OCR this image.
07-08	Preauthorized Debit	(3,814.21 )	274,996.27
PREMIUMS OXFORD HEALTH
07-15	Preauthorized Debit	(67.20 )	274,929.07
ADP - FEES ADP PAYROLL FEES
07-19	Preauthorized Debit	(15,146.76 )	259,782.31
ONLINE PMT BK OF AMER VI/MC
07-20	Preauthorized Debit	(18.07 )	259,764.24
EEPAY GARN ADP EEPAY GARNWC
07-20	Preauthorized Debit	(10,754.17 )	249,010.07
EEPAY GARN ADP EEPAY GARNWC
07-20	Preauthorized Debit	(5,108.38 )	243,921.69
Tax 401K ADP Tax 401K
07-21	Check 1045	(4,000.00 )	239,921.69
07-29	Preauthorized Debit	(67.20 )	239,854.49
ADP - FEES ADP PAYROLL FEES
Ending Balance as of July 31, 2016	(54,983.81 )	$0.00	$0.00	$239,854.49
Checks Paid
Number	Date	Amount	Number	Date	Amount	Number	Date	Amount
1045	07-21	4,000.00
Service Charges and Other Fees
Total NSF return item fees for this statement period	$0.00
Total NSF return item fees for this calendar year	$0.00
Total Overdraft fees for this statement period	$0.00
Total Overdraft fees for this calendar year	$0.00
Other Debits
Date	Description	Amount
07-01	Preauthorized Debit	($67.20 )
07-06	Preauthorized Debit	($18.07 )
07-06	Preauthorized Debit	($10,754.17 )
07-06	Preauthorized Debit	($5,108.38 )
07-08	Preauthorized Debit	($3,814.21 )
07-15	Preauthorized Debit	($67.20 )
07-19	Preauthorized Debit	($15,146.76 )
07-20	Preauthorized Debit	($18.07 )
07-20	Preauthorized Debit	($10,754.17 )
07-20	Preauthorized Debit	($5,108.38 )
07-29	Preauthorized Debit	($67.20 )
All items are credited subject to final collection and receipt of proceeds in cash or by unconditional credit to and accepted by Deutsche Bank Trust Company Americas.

YOUR GOAL: Each line of the listing above should be output exactly.

OUTPUT OF THE TASK:
OCR this image.
07-08	Preauthorized Debit	(3,814.21 )	274,996.27
PREMIUMS OXFORD HEALTH
07-15	Preauthorized Debit	(67.20 )	274,929.07
ADP - FEES ADP PAYROLL FEES
07-19	Preauthorized Debit	(15,146.76 )	259,782.31
ONLINE PMT BK OF AMER VI/MC
07-20	Preauthorized Debit	(18.07 )	259,764.24
EEPAY GARN ADP EEPAY GARNWC
07-20	Preauthorized Debit	(10,754.17 )	249,010.07
EEPAY GARN ADP EEPAY GARNWC
07-20	Preauthorized Debit	(5,108.38 )	243,921.69
Tax 401K ADP Tax 401K
07-21	Check 1045	(4,000.00 )	239,921.69
07-29	Preauthorized Debit	(67.20 )	239,854.49
ADP - FEES ADP PAYROLL FEES
Ending Balance as of July 31, 2016	(54,983.81 )	$0.00	$0.00	$239,854.49
Checks Paid
Number	Date	Amount	Number	Date	Amount	Number	Date	Amount
1045	07-21	4,000.00
Service Charges and Other Fees
Total NSF return item fees for this statement period	$0.00
Total NSF return item fees for this calendar year	$0.00
Total Overdraft fees for this statement period	$0.00
Total Overdraft fees for this calendar year	$0.00
Other Debits
Date	Description	Amount
07-01	Preauthorized Debit	($67.20 )
07-06	Preauthorized Debit	($18.07 )
07-06	Preauthorized Debit	($10,754.17 )
07-06	Preauthorized Debit	($5,108.38 )
07-08	Preauthorized Debit	($3,814.21 )
07-15	Preauthorized Debit	($67.20 )
07-19	Preauthorized Debit	($15,146.76 )
07-20	Preauthorized Debit	($18.07 )
07-20	Preauthorized Debit	($10,754.17 )
07-20	Preauthorized Debit	($5,108.38 )
07-29	Preauthorized Debit	($67.20 )
All items are credited subject to final collection and receipt of proceeds in cash or by unconditional credit to and accepted by Deutsche Bank Trust Company Americas.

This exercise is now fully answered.